_Task prompt:_
Gather all lines with "ScrollBehavior" from the records.

____________________

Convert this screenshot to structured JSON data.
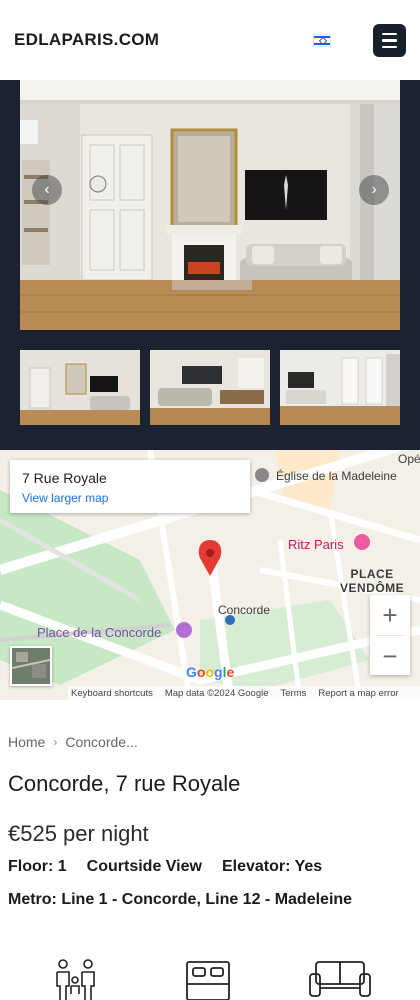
{
  "header": {
    "brand": "EDLAPARIS.COM",
    "language_flag": "israel-flag-icon",
    "menu_icon": "hamburger-menu-icon"
  },
  "gallery": {
    "prev_icon": "‹",
    "next_icon": "›",
    "thumbnail_count_visible": 3
  },
  "map": {
    "address": "7 Rue Royale",
    "view_larger": "View larger map",
    "labels": {
      "opera_partial": "Opé",
      "madeleine": "Église de la Madeleine",
      "ritz": "Ritz Paris",
      "place": "PLACE",
      "vendome": "VENDÔME",
      "concorde_station": "Concorde",
      "place_concorde": "Place de la Concorde"
    },
    "zoom_in": "+",
    "zoom_out": "−",
    "google": "Google",
    "attribution": {
      "shortcuts": "Keyboard shortcuts",
      "data": "Map data ©2024 Google",
      "terms": "Terms",
      "report": "Report a map error"
    }
  },
  "breadcrumb": {
    "home": "Home",
    "current": "Concorde..."
  },
  "listing": {
    "title": "Concorde, 7 rue Royale",
    "price": "€525 per night",
    "floor": "Floor: 1",
    "view": "Courtside View",
    "elevator": "Elevator: Yes",
    "metro": "Metro: Line 1 - Concorde, Line 12 - Madeleine"
  },
  "amenities": [
    "family-icon",
    "bed-icon",
    "sofa-icon"
  ],
  "colors": {
    "navy": "#1b2333",
    "menu_button": "#18202d",
    "map_pin": "#e53935",
    "link_blue": "#1a73e8",
    "poi_pink": "#c2185b"
  }
}
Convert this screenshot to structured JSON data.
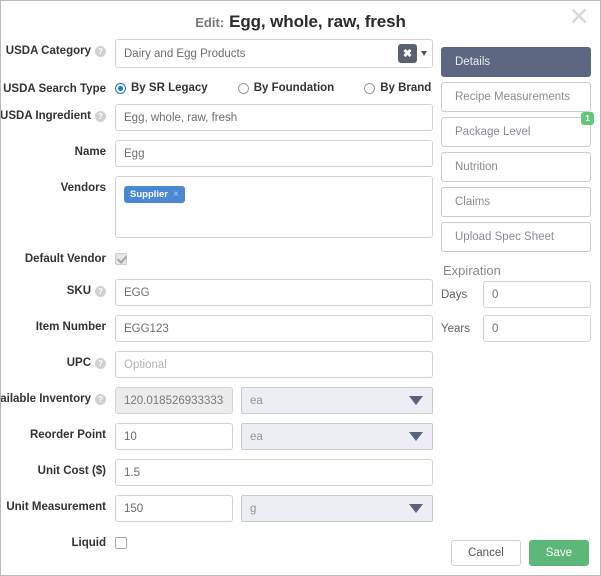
{
  "header": {
    "prefix": "Edit:",
    "title": "Egg, whole, raw, fresh",
    "close_icon": "close-icon"
  },
  "form": {
    "usda_category": {
      "label": "USDA Category",
      "value": "Dairy and Egg Products",
      "clear_label": "✖",
      "has_help": true
    },
    "usda_search_type": {
      "label": "USDA Search Type",
      "options": [
        {
          "label": "By SR Legacy",
          "selected": true
        },
        {
          "label": "By Foundation",
          "selected": false
        },
        {
          "label": "By Brand",
          "selected": false
        }
      ]
    },
    "usda_ingredient": {
      "label": "USDA Ingredient",
      "value": "Egg, whole, raw, fresh",
      "has_help": true
    },
    "name": {
      "label": "Name",
      "value": "Egg"
    },
    "vendors": {
      "label": "Vendors",
      "tags": [
        {
          "label": "Supplier",
          "remove_icon": "×"
        }
      ]
    },
    "default_vendor": {
      "label": "Default Vendor",
      "checked": true,
      "disabled": true
    },
    "sku": {
      "label": "SKU",
      "value": "EGG",
      "has_help": true
    },
    "item_number": {
      "label": "Item Number",
      "value": "EGG123"
    },
    "upc": {
      "label": "UPC",
      "value": "",
      "placeholder": "Optional",
      "has_help": true
    },
    "available_inventory": {
      "label": "Available Inventory",
      "value": "120.0185269333333",
      "unit": "ea",
      "disabled": true,
      "has_help": true
    },
    "reorder_point": {
      "label": "Reorder Point",
      "value": "10",
      "unit": "ea"
    },
    "unit_cost": {
      "label": "Unit Cost ($)",
      "value": "1.5"
    },
    "unit_measurement": {
      "label": "Unit Measurement",
      "value": "150",
      "unit": "g"
    },
    "liquid": {
      "label": "Liquid",
      "checked": false
    }
  },
  "sidebar": {
    "tabs": [
      {
        "label": "Details",
        "active": true
      },
      {
        "label": "Recipe Measurements",
        "active": false
      },
      {
        "label": "Package Level",
        "active": false,
        "badge": "1"
      },
      {
        "label": "Nutrition",
        "active": false
      },
      {
        "label": "Claims",
        "active": false
      },
      {
        "label": "Upload Spec Sheet",
        "active": false
      }
    ],
    "expiration": {
      "title": "Expiration",
      "days": {
        "label": "Days",
        "value": "0"
      },
      "years": {
        "label": "Years",
        "value": "0"
      }
    }
  },
  "footer": {
    "cancel_label": "Cancel",
    "save_label": "Save"
  },
  "colors": {
    "accent_blue": "#1878d4",
    "tag_blue": "#4a88d4",
    "active_tab": "#5e6781",
    "badge_green": "#63c877",
    "save_green": "#5cb878"
  }
}
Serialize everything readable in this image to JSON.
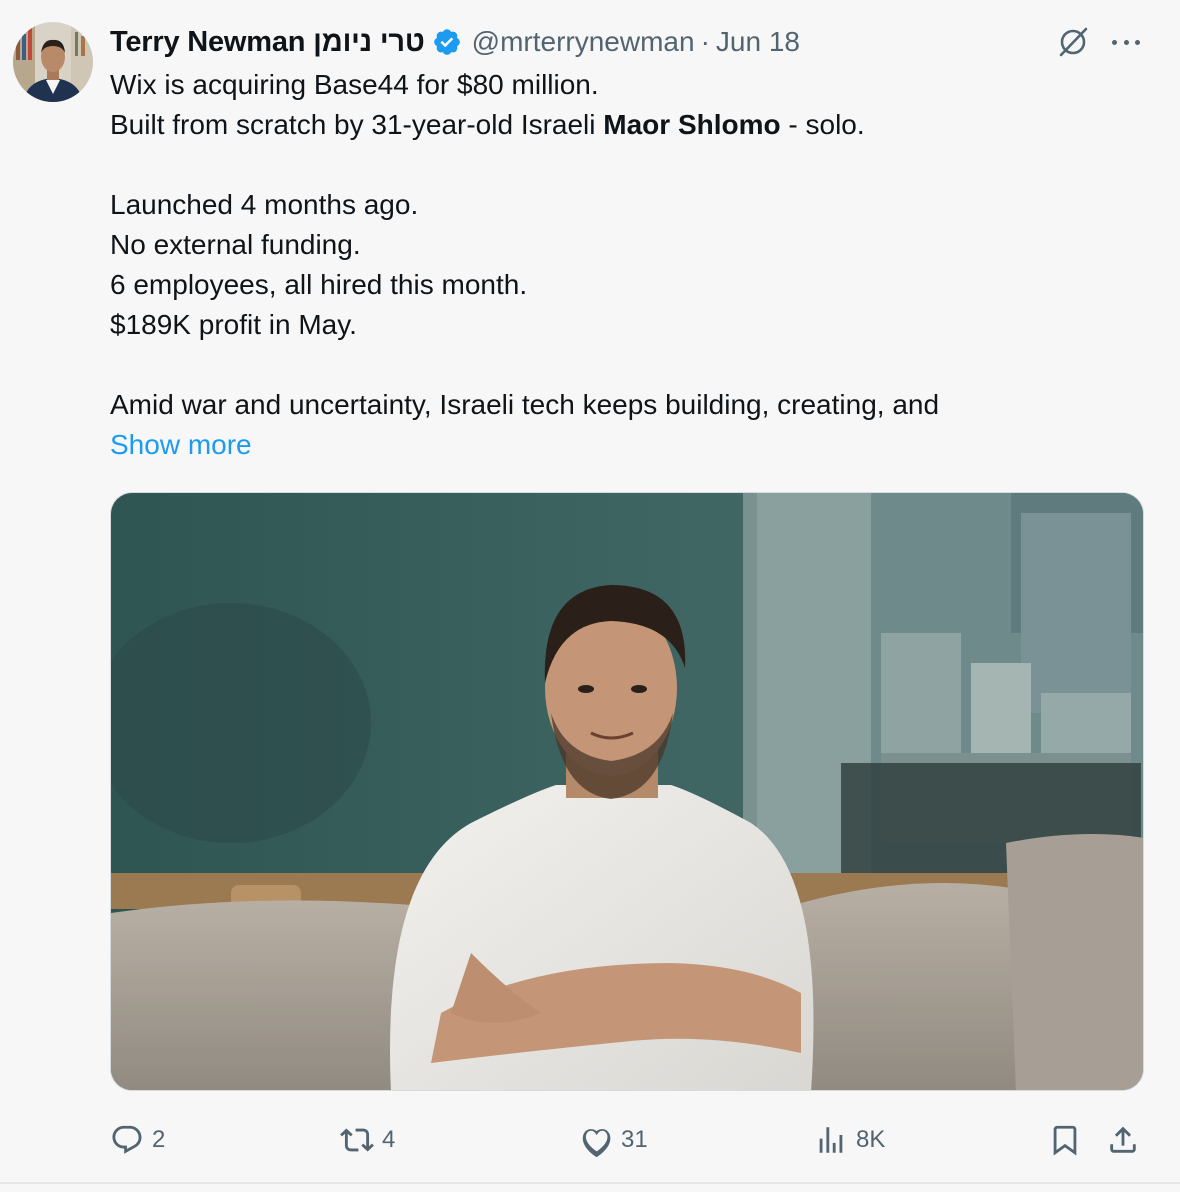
{
  "author": {
    "name": "Terry Newman",
    "hebrew_name": "טרי ניומן",
    "handle": "@mrterrynewman",
    "separator": "·",
    "date": "Jun 18"
  },
  "tweet": {
    "lines": [
      "Wix is acquiring Base44 for $80 million.",
      "Built from scratch by 31-year-old Israeli ",
      "Maor Shlomo",
      " - solo.",
      "Launched 4 months ago.",
      "No external funding.",
      "6 employees, all hired this month.",
      "$189K profit in May.",
      "Amid war and uncertainty, Israeli tech keeps building, creating, and"
    ],
    "show_more": "Show more"
  },
  "metrics": {
    "replies": "2",
    "reposts": "4",
    "likes": "31",
    "views": "8K"
  },
  "colors": {
    "link": "#1d9bf0",
    "verified": "#1d9bf0",
    "secondary_text": "#536471"
  },
  "icons": {
    "grok": "grok-icon",
    "more": "more-icon",
    "reply": "reply-icon",
    "repost": "repost-icon",
    "like": "heart-icon",
    "views": "views-chart-icon",
    "bookmark": "bookmark-icon",
    "share": "share-icon",
    "verified": "verified-badge-icon"
  }
}
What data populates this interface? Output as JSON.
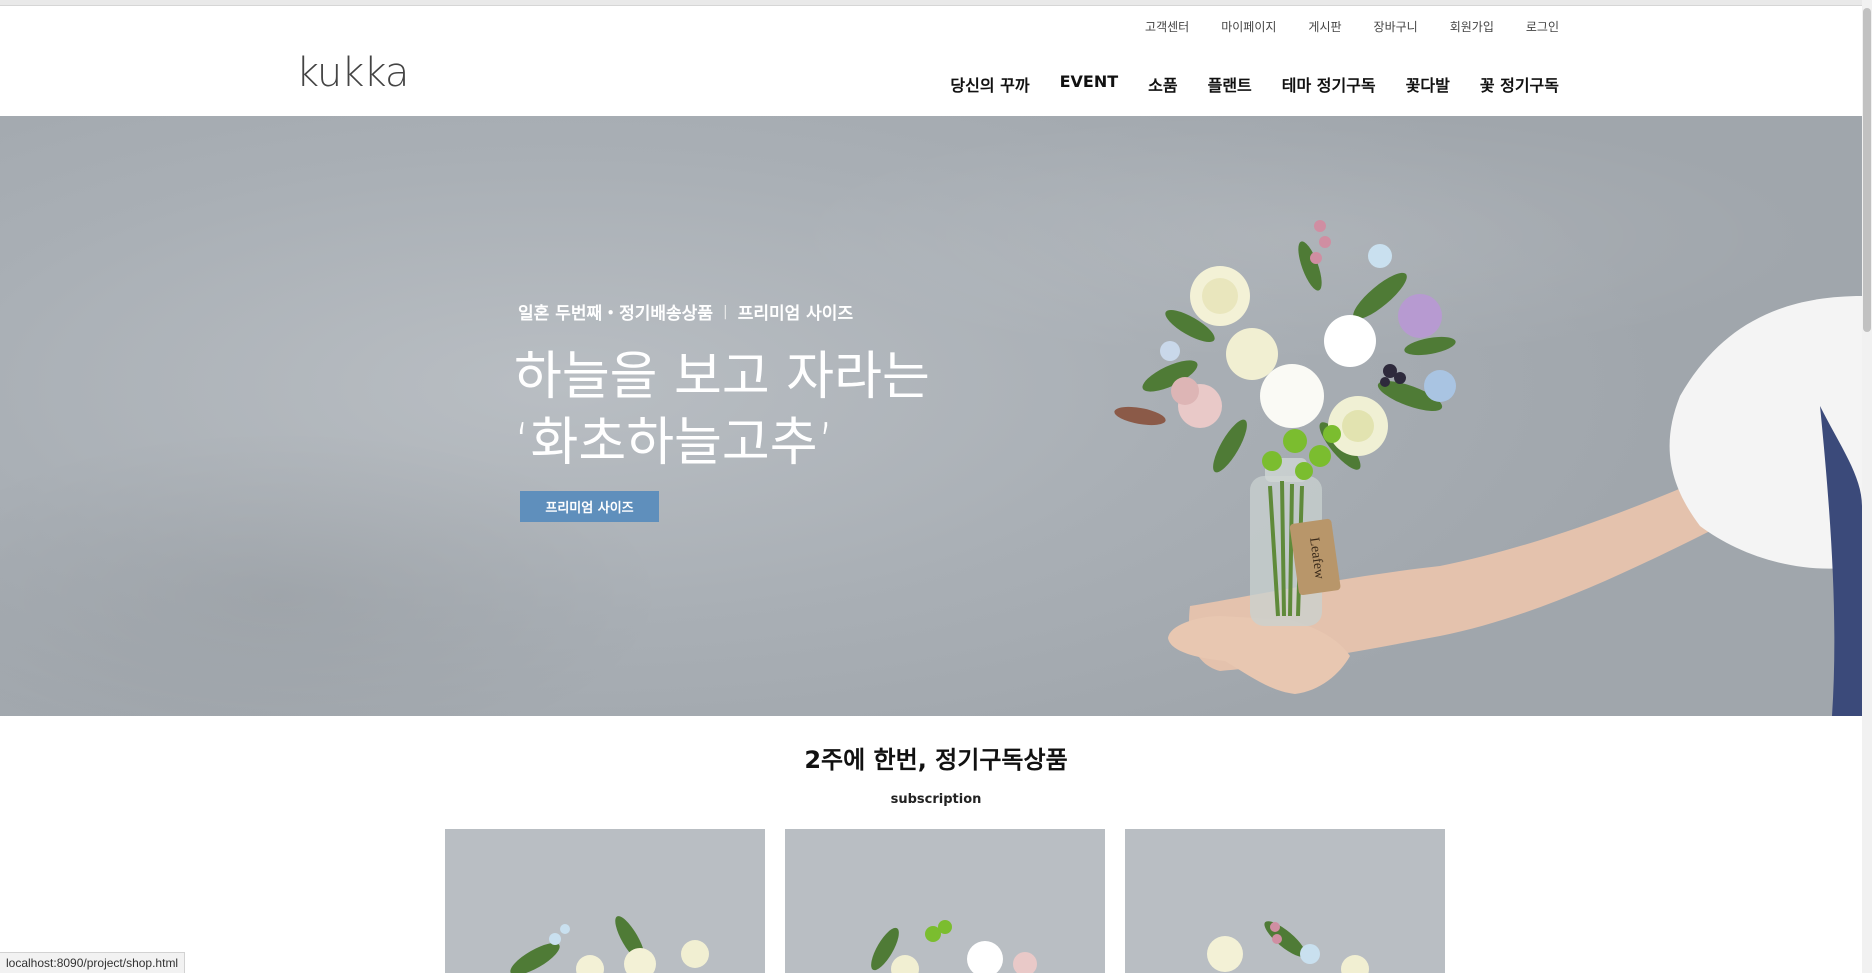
{
  "header": {
    "logo": "kukka",
    "util_nav": [
      "고객센터",
      "마이페이지",
      "게시판",
      "장바구니",
      "회원가입",
      "로그인"
    ],
    "main_nav": [
      "당신의 꾸까",
      "EVENT",
      "소품",
      "플랜트",
      "테마 정기구독",
      "꽃다발",
      "꽃 정기구독"
    ]
  },
  "hero": {
    "subtitle_left": "일혼 두번째・정기배송상품",
    "subtitle_sep": "|",
    "subtitle_right": "프리미엄 사이즈",
    "title_line1": "하늘을 보고 자라는",
    "title_line2": "‘화초하늘고추’",
    "button_label": "프리미엄 사이즈",
    "tag_text": "Leafew"
  },
  "section": {
    "title": "2주에 한번, 정기구독상품",
    "subtitle": "subscription"
  },
  "status_bar": {
    "url": "localhost:8090/project/shop.html"
  },
  "colors": {
    "accent_button": "#5f8fbc",
    "hero_bg": "#a9afb5"
  }
}
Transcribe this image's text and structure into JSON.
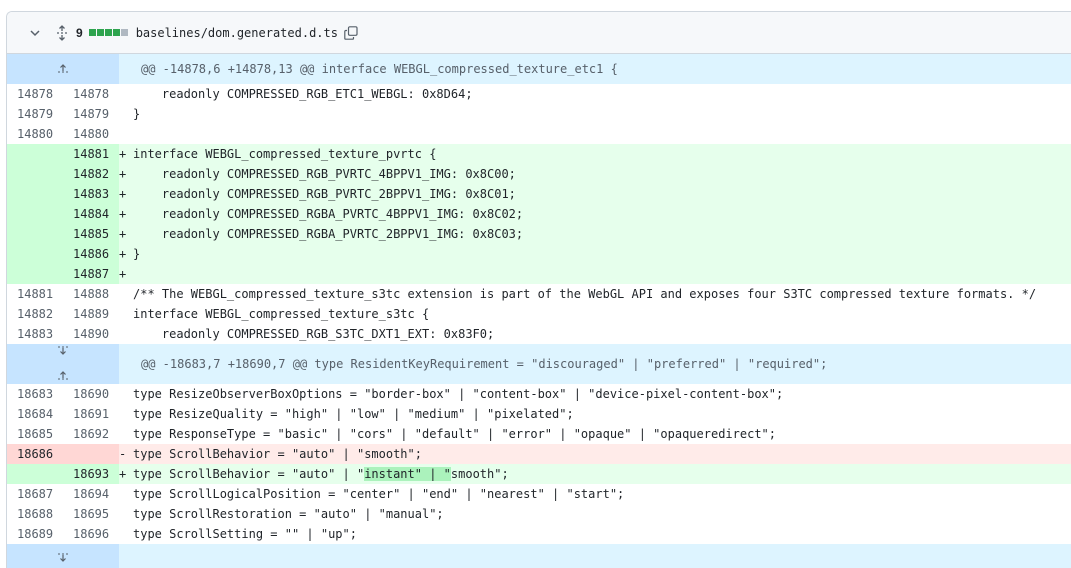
{
  "file": {
    "change_count": "9",
    "path": "baselines/dom.generated.d.ts",
    "diffstat": [
      "add",
      "add",
      "add",
      "add",
      "neutral"
    ],
    "colors": {
      "add": "#2da44e",
      "neutral": "#afb8c1",
      "hunk_bg": "#ddf4ff",
      "add_bg": "#e6ffec",
      "del_bg": "#ffebe9"
    }
  },
  "hunks": [
    {
      "header": "@@ -14878,6 +14878,13 @@ interface WEBGL_compressed_texture_etc1 {",
      "lines": [
        {
          "type": "ctx",
          "old": "14878",
          "new": "14878",
          "marker": " ",
          "text": "    readonly COMPRESSED_RGB_ETC1_WEBGL: 0x8D64;"
        },
        {
          "type": "ctx",
          "old": "14879",
          "new": "14879",
          "marker": " ",
          "text": "}"
        },
        {
          "type": "ctx",
          "old": "14880",
          "new": "14880",
          "marker": " ",
          "text": ""
        },
        {
          "type": "add",
          "old": "",
          "new": "14881",
          "marker": "+",
          "text": "interface WEBGL_compressed_texture_pvrtc {"
        },
        {
          "type": "add",
          "old": "",
          "new": "14882",
          "marker": "+",
          "text": "    readonly COMPRESSED_RGB_PVRTC_4BPPV1_IMG: 0x8C00;"
        },
        {
          "type": "add",
          "old": "",
          "new": "14883",
          "marker": "+",
          "text": "    readonly COMPRESSED_RGB_PVRTC_2BPPV1_IMG: 0x8C01;"
        },
        {
          "type": "add",
          "old": "",
          "new": "14884",
          "marker": "+",
          "text": "    readonly COMPRESSED_RGBA_PVRTC_4BPPV1_IMG: 0x8C02;"
        },
        {
          "type": "add",
          "old": "",
          "new": "14885",
          "marker": "+",
          "text": "    readonly COMPRESSED_RGBA_PVRTC_2BPPV1_IMG: 0x8C03;"
        },
        {
          "type": "add",
          "old": "",
          "new": "14886",
          "marker": "+",
          "text": "}"
        },
        {
          "type": "add",
          "old": "",
          "new": "14887",
          "marker": "+",
          "text": ""
        },
        {
          "type": "ctx",
          "old": "14881",
          "new": "14888",
          "marker": " ",
          "text": "/** The WEBGL_compressed_texture_s3tc extension is part of the WebGL API and exposes four S3TC compressed texture formats. */"
        },
        {
          "type": "ctx",
          "old": "14882",
          "new": "14889",
          "marker": " ",
          "text": "interface WEBGL_compressed_texture_s3tc {"
        },
        {
          "type": "ctx",
          "old": "14883",
          "new": "14890",
          "marker": " ",
          "text": "    readonly COMPRESSED_RGB_S3TC_DXT1_EXT: 0x83F0;"
        }
      ]
    },
    {
      "header": "@@ -18683,7 +18690,7 @@ type ResidentKeyRequirement = \"discouraged\" | \"preferred\" | \"required\";",
      "lines": [
        {
          "type": "ctx",
          "old": "18683",
          "new": "18690",
          "marker": " ",
          "text": "type ResizeObserverBoxOptions = \"border-box\" | \"content-box\" | \"device-pixel-content-box\";"
        },
        {
          "type": "ctx",
          "old": "18684",
          "new": "18691",
          "marker": " ",
          "text": "type ResizeQuality = \"high\" | \"low\" | \"medium\" | \"pixelated\";"
        },
        {
          "type": "ctx",
          "old": "18685",
          "new": "18692",
          "marker": " ",
          "text": "type ResponseType = \"basic\" | \"cors\" | \"default\" | \"error\" | \"opaque\" | \"opaqueredirect\";"
        },
        {
          "type": "del",
          "old": "18686",
          "new": "",
          "marker": "-",
          "text": "type ScrollBehavior = \"auto\" | \"smooth\";"
        },
        {
          "type": "add",
          "old": "",
          "new": "18693",
          "marker": "+",
          "text_before": "type ScrollBehavior = \"auto\" | \"",
          "text_hl": "instant\" | \"",
          "text_after": "smooth\";"
        },
        {
          "type": "ctx",
          "old": "18687",
          "new": "18694",
          "marker": " ",
          "text": "type ScrollLogicalPosition = \"center\" | \"end\" | \"nearest\" | \"start\";"
        },
        {
          "type": "ctx",
          "old": "18688",
          "new": "18695",
          "marker": " ",
          "text": "type ScrollRestoration = \"auto\" | \"manual\";"
        },
        {
          "type": "ctx",
          "old": "18689",
          "new": "18696",
          "marker": " ",
          "text": "type ScrollSetting = \"\" | \"up\";"
        }
      ]
    }
  ]
}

____________________

_Task answer:_
          "text": "type ScrollBehavior = \"auto\" | \"smooth\";"
          "text_before": "type ScrollBehavior = \"auto\" | \"",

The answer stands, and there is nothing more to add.